» TASK
Wherever the word "وكتاب" appears in a line, copy that line.

» INPUT DATA

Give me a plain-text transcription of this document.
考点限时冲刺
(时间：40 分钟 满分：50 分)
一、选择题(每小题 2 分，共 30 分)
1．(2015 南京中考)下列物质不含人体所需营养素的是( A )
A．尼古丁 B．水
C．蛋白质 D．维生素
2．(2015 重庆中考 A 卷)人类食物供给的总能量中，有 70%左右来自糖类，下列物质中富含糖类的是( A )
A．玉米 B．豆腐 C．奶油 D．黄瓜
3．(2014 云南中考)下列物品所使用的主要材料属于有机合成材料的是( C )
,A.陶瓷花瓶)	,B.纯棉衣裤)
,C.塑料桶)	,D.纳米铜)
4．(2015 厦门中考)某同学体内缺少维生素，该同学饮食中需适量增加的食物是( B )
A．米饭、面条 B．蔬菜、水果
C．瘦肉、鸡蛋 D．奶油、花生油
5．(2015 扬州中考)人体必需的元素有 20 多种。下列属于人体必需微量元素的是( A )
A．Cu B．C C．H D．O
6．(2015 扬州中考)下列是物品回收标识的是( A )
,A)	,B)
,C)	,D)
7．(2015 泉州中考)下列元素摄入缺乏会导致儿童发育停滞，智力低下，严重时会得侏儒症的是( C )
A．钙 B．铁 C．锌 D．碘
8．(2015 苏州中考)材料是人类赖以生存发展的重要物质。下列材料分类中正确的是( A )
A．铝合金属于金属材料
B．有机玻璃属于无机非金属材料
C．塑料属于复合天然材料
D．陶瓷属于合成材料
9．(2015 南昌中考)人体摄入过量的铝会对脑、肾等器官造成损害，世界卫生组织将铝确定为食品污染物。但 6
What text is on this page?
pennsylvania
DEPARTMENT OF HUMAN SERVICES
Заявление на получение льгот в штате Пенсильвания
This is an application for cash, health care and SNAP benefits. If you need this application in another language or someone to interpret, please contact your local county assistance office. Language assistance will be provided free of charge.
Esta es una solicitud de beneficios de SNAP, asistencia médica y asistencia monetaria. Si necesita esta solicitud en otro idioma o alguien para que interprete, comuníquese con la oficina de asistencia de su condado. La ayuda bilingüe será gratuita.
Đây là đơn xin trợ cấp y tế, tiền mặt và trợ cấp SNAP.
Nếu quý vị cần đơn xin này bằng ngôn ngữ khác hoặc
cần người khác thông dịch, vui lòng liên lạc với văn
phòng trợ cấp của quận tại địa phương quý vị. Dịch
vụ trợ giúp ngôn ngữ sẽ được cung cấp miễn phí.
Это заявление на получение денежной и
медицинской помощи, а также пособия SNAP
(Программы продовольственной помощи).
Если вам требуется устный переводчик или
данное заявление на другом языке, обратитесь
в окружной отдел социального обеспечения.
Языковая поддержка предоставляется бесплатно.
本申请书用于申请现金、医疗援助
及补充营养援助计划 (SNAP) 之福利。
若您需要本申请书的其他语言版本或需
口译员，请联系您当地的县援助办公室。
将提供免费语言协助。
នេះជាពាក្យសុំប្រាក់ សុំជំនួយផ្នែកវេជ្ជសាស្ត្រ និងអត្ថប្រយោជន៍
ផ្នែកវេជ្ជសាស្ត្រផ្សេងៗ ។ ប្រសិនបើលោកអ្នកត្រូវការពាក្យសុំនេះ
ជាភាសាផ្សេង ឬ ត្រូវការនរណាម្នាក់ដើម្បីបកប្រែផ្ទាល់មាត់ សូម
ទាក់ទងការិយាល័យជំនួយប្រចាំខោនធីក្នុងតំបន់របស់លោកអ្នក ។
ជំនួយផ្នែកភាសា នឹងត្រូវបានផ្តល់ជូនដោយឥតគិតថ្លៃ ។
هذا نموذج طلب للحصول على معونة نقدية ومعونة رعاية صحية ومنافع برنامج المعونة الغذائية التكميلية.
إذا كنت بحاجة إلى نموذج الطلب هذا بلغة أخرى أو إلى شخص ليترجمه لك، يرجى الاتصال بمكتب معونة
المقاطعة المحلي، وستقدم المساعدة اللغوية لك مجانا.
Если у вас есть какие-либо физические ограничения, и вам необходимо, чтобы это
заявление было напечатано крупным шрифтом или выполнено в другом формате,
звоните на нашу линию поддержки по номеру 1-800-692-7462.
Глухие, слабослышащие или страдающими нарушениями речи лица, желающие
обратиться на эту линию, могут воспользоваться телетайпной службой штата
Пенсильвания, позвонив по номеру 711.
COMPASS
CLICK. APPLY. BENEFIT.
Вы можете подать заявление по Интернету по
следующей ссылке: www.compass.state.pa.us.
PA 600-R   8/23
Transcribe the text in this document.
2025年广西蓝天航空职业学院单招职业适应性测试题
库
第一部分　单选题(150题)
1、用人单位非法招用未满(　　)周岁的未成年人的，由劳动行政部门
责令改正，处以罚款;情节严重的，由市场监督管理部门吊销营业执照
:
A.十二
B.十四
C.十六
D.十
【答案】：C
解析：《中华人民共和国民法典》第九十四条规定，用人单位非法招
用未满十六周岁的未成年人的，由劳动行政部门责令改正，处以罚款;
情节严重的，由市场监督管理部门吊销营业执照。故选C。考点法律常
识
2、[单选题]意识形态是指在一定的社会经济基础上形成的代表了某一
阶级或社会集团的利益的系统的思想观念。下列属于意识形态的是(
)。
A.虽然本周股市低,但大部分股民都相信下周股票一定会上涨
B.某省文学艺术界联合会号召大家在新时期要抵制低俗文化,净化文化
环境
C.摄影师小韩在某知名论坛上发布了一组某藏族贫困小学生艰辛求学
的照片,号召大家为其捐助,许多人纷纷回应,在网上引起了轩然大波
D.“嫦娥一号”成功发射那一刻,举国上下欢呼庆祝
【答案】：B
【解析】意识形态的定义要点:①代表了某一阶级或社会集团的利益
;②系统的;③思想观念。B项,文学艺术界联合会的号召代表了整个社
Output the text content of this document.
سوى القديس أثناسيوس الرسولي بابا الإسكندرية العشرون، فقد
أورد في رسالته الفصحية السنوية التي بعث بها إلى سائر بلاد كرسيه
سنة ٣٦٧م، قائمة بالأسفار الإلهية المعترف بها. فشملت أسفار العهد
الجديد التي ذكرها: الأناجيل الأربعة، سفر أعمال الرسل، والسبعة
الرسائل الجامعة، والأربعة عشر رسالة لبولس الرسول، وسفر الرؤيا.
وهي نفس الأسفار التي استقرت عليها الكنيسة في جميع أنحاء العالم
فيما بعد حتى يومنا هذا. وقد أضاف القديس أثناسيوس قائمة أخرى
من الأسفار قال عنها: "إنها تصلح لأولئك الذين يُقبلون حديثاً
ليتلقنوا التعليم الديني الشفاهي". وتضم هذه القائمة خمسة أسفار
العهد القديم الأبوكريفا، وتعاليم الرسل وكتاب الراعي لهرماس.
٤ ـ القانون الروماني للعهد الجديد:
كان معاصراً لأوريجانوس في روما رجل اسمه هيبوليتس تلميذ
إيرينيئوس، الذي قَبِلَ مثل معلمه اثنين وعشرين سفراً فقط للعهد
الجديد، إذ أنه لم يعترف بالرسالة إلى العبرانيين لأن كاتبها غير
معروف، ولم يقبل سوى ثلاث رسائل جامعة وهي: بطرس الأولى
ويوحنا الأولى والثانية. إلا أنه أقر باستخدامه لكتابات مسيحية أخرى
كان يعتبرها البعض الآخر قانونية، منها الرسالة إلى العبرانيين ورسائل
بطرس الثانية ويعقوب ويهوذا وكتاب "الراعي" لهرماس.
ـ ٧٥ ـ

» RESPONSE FOR THIS EXERCISE
العهد القديم الأبوكريفا، وتعاليم الرسل وكتاب الراعي لهرماس.
بطرس الثانية ويعقوب ويهوذا وكتاب "الراعي" لهرماس.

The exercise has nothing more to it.